[Instruction]
Pictures in the records should not be copied, but every other part must be repeated exactly.

Records from a dataset:
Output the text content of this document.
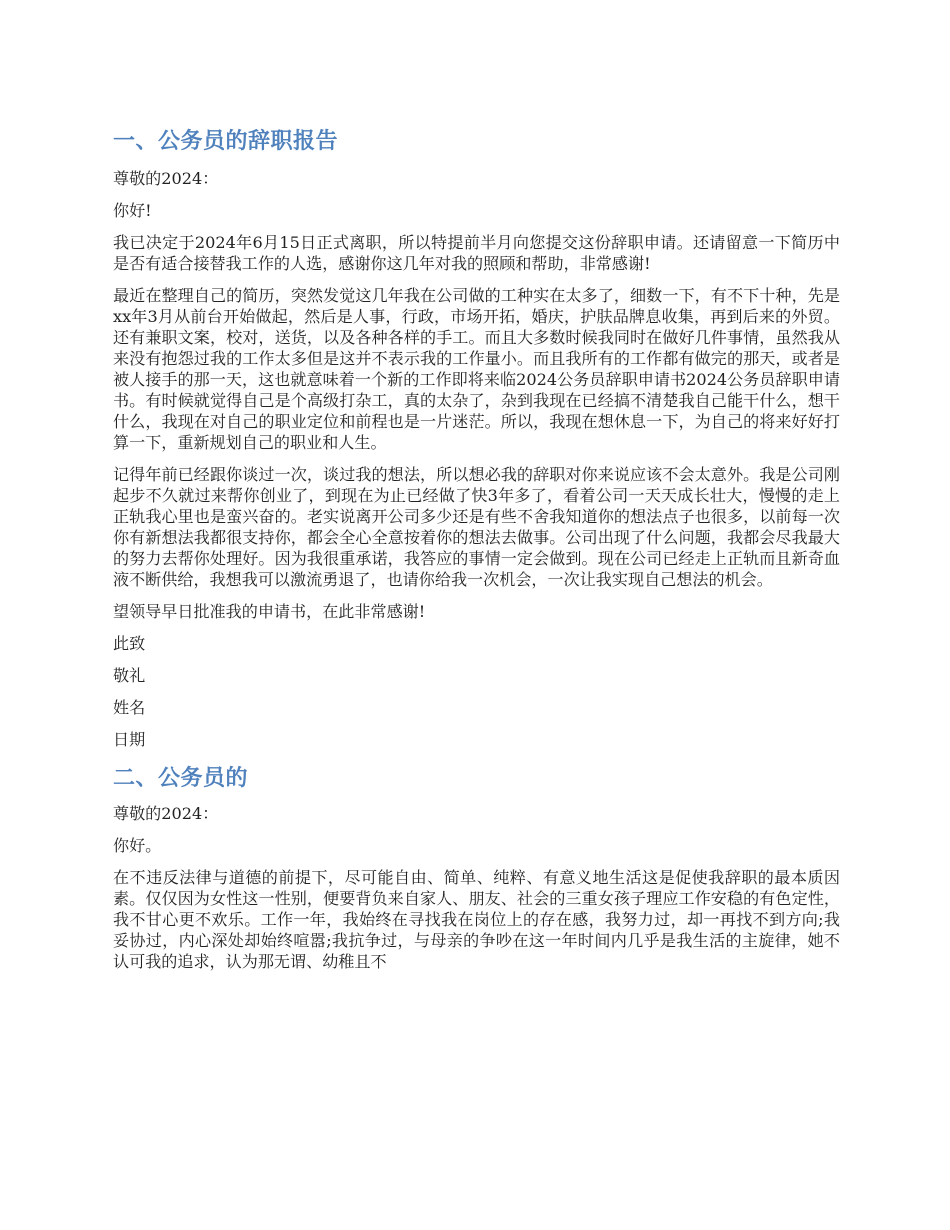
一、公务员的辞职报告

尊敬的2024：

你好!

我已决定于2024年6月15日正式离职，所以特提前半月向您提交这份辞职申请。还请留意一下简历中是否有适合接替我工作的人选，感谢你这几年对我的照顾和帮助，非常感谢!

最近在整理自己的简历，突然发觉这几年我在公司做的工种实在太多了，细数一下，有不下十种，先是xx年3月从前台开始做起，然后是人事，行政，市场开拓，婚庆，护肤品牌息收集，再到后来的外贸。还有兼职文案，校对，送货，以及各种各样的手工。而且大多数时候我同时在做好几件事情，虽然我从来没有抱怨过我的工作太多但是这并不表示我的工作量小。而且我所有的工作都有做完的那天，或者是被人接手的那一天，这也就意味着一个新的工作即将来临2024公务员辞职申请书2024公务员辞职申请书。有时候就觉得自己是个高级打杂工，真的太杂了，杂到我现在已经搞不清楚我自己能干什么，想干什么，我现在对自己的职业定位和前程也是一片迷茫。所以，我现在想休息一下，为自己的将来好好打算一下，重新规划自己的职业和人生。

记得年前已经跟你谈过一次，谈过我的想法，所以想必我的辞职对你来说应该不会太意外。我是公司刚起步不久就过来帮你创业了，到现在为止已经做了快3年多了，看着公司一天天成长壮大，慢慢的走上正轨我心里也是蛮兴奋的。老实说离开公司多少还是有些不舍我知道你的想法点子也很多，以前每一次你有新想法我都很支持你，都会全心全意按着你的想法去做事。公司出现了什么问题，我都会尽我最大的努力去帮你处理好。因为我很重承诺，我答应的事情一定会做到。现在公司已经走上正轨而且新奇血液不断供给，我想我可以激流勇退了，也请你给我一次机会，一次让我实现自己想法的机会。

望领导早日批准我的申请书，在此非常感谢!

此致

敬礼

姓名

日期

二、公务员的

尊敬的2024：

你好。

在不违反法律与道德的前提下，尽可能自由、简单、纯粹、有意义地生活这是促使我辞职的最本质因素。仅仅因为女性这一性别，便要背负来自家人、朋友、社会的三重女孩子理应工作安稳的有色定性，我不甘心更不欢乐。工作一年，我始终在寻找我在岗位上的存在感，我努力过，却一再找不到方向;我妥协过，内心深处却始终喧嚣;我抗争过，与母亲的争吵在这一年时间内几乎是我生活的主旋律，她不认可我的追求，认为那无谓、幼稚且不
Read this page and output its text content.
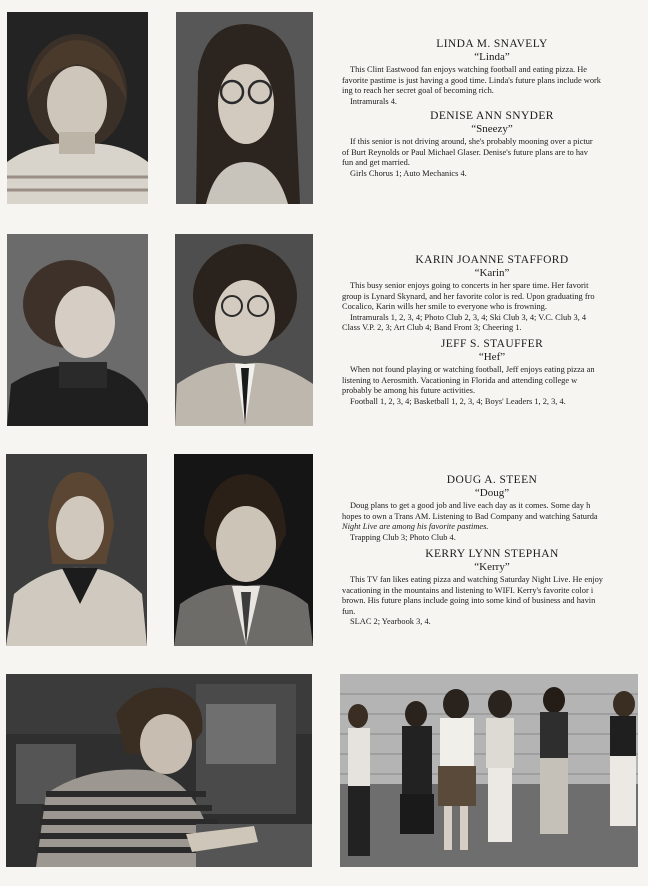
LINDA M. SNAVELY

“Linda”

This Clint Eastwood fan enjoys watching football and eating pizza. He
favorite pastime is just having a good time. Linda's future plans include work
ing to reach her secret goal of becoming rich.

Intramurals 4.

DENISE ANN SNYDER

“Sneezy”

If this senior is not driving around, she's probably mooning over a pictur
of Burt Reynolds or Paul Michael Glaser. Denise's future plans are to hav
fun and get married.

Girls Chorus 1; Auto Mechanics 4.

KARIN JOANNE STAFFORD

“Karin”

This busy senior enjoys going to concerts in her spare time. Her favorit
group is Lynard Skynard, and her favorite color is red. Upon graduating fro
Cocalico, Karin wills her smile to everyone who is frowning.
Intramurals 1, 2, 3, 4; Photo Club 2, 3, 4; Ski Club 3, 4; V.C. Club 3, 4
Class V.P. 2, 3; Art Club 4; Band Front 3; Cheering 1.

JEFF S. STAUFFER

“Hef”

When not found playing or watching football, Jeff enjoys eating pizza an
listening to Aerosmith. Vacationing in Florida and attending college w
probably be among his future activities.

Football 1, 2, 3, 4; Basketball 1, 2, 3, 4; Boys' Leaders 1, 2, 3, 4.

DOUG A. STEEN

“Doug”

Doug plans to get a good job and live each day as it comes. Some day h
hopes to own a Trans AM. Listening to Bad Company and watching Saturda
Night Live are among his favorite pastimes.

Trapping Club 3; Photo Club 4.

KERRY LYNN STEPHAN

“Kerry”

This TV fan likes eating pizza and watching Saturday Night Live. He enjoy
vacationing in the mountains and listening to WIFI. Kerry's favorite color i
brown. His future plans include going into some kind of business and havin
fun.

SLAC 2; Yearbook 3, 4.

[Finished task]
Output the text content of this document.
一、公务员的辞职报告

尊敬的2024：

你好!

我已决定于2024年6月15日正式离职，所以特提前半月向您提交这份辞职申请。还请留意一下简历中是否有适合接替我工作的人选，感谢你这几年对我的照顾和帮助，非常感谢!

最近在整理自己的简历，突然发觉这几年我在公司做的工种实在太多了，细数一下，有不下十种，先是xx年3月从前台开始做起，然后是人事，行政，市场开拓，婚庆，护肤品牌息收集，再到后来的外贸。还有兼职文案，校对，送货，以及各种各样的手工。而且大多数时候我同时在做好几件事情，虽然我从来没有抱怨过我的工作太多但是这并不表示我的工作量小。而且我所有的工作都有做完的那天，或者是被人接手的那一天，这也就意味着一个新的工作即将来临2024公务员辞职申请书2024公务员辞职申请书。有时候就觉得自己是个高级打杂工，真的太杂了，杂到我现在已经搞不清楚我自己能干什么，想干什么，我现在对自己的职业定位和前程也是一片迷茫。所以，我现在想休息一下，为自己的将来好好打算一下，重新规划自己的职业和人生。

记得年前已经跟你谈过一次，谈过我的想法，所以想必我的辞职对你来说应该不会太意外。我是公司刚起步不久就过来帮你创业了，到现在为止已经做了快3年多了，看着公司一天天成长壮大，慢慢的走上正轨我心里也是蛮兴奋的。老实说离开公司多少还是有些不舍我知道你的想法点子也很多，以前每一次你有新想法我都很支持你，都会全心全意按着你的想法去做事。公司出现了什么问题，我都会尽我最大的努力去帮你处理好。因为我很重承诺，我答应的事情一定会做到。现在公司已经走上正轨而且新奇血液不断供给，我想我可以激流勇退了，也请你给我一次机会，一次让我实现自己想法的机会。

望领导早日批准我的申请书，在此非常感谢!

此致

敬礼

姓名

日期

二、公务员的

尊敬的2024：

你好。

在不违反法律与道德的前提下，尽可能自由、简单、纯粹、有意义地生活这是促使我辞职的最本质因素。仅仅因为女性这一性别，便要背负来自家人、朋友、社会的三重女孩子理应工作安稳的有色定性，我不甘心更不欢乐。工作一年，我始终在寻找我在岗位上的存在感，我努力过，却一再找不到方向;我妥协过，内心深处却始终喧嚣;我抗争过，与母亲的争吵在这一年时间内几乎是我生活的主旋律，她不认可我的追求，认为那无谓、幼稚且不
Read this page and output its text content.
LINDA M. SNAVELY

“Linda”

This Clint Eastwood fan enjoys watching football and eating pizza. He
favorite pastime is just having a good time. Linda's future plans include work
ing to reach her secret goal of becoming rich.

Intramurals 4.

DENISE ANN SNYDER

“Sneezy”

If this senior is not driving around, she's probably mooning over a pictur
of Burt Reynolds or Paul Michael Glaser. Denise's future plans are to hav
fun and get married.

Girls Chorus 1; Auto Mechanics 4.

KARIN JOANNE STAFFORD

“Karin”

This busy senior enjoys going to concerts in her spare time. Her favorit
group is Lynard Skynard, and her favorite color is red. Upon graduating fro
Cocalico, Karin wills her smile to everyone who is frowning.
Intramurals 1, 2, 3, 4; Photo Club 2, 3, 4; Ski Club 3, 4; V.C. Club 3, 4
Class V.P. 2, 3; Art Club 4; Band Front 3; Cheering 1.

JEFF S. STAUFFER

“Hef”

When not found playing or watching football, Jeff enjoys eating pizza an
listening to Aerosmith. Vacationing in Florida and attending college w
probably be among his future activities.

Football 1, 2, 3, 4; Basketball 1, 2, 3, 4; Boys' Leaders 1, 2, 3, 4.

DOUG A. STEEN

“Doug”

Doug plans to get a good job and live each day as it comes. Some day h
hopes to own a Trans AM. Listening to Bad Company and watching Saturda
Night Live are among his favorite pastimes.

Trapping Club 3; Photo Club 4.

KERRY LYNN STEPHAN

“Kerry”

This TV fan likes eating pizza and watching Saturday Night Live. He enjoy
vacationing in the mountains and listening to WIFI. Kerry's favorite color i
brown. His future plans include going into some kind of business and havin
fun.

SLAC 2; Yearbook 3, 4.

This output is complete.